═════ Data rows ═════

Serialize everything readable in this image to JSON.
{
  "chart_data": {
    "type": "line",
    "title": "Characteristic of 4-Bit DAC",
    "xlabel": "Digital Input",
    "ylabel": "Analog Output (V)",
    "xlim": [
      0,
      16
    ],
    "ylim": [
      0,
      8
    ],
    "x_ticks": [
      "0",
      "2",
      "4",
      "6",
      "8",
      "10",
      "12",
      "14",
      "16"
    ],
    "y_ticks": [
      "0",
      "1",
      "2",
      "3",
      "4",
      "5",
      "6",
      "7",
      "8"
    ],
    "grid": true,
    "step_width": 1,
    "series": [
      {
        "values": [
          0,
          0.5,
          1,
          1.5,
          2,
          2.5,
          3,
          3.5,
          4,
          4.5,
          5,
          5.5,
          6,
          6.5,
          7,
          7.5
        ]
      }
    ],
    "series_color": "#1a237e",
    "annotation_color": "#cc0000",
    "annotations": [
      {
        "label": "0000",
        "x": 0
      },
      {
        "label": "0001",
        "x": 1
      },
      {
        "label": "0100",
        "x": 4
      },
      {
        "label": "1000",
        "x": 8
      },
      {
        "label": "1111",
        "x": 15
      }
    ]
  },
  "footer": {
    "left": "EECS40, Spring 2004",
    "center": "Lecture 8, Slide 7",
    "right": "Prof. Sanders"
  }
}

═════

## Work to be completed
All of the entries above need to be reproduced exactly.

## Full solution
Serialize everything readable in this image to JSON.
{
  "chart_data": {
    "type": "line",
    "title": "Characteristic of 4-Bit DAC",
    "xlabel": "Digital Input",
    "ylabel": "Analog Output (V)",
    "xlim": [
      0,
      16
    ],
    "ylim": [
      0,
      8
    ],
    "x_ticks": [
      "0",
      "2",
      "4",
      "6",
      "8",
      "10",
      "12",
      "14",
      "16"
    ],
    "y_ticks": [
      "0",
      "1",
      "2",
      "3",
      "4",
      "5",
      "6",
      "7",
      "8"
    ],
    "grid": true,
    "step_width": 1,
    "series": [
      {
        "values": [
          0,
          0.5,
          1,
          1.5,
          2,
          2.5,
          3,
          3.5,
          4,
          4.5,
          5,
          5.5,
          6,
          6.5,
          7,
          7.5
        ]
      }
    ],
    "series_color": "#1a237e",
    "annotation_color": "#cc0000",
    "annotations": [
      {
        "label": "0000",
        "x": 0
      },
      {
        "label": "0001",
        "x": 1
      },
      {
        "label": "0100",
        "x": 4
      },
      {
        "label": "1000",
        "x": 8
      },
      {
        "label": "1111",
        "x": 15
      }
    ]
  },
  "footer": {
    "left": "EECS40, Spring 2004",
    "center": "Lecture 8, Slide 7",
    "right": "Prof. Sanders"
  }
}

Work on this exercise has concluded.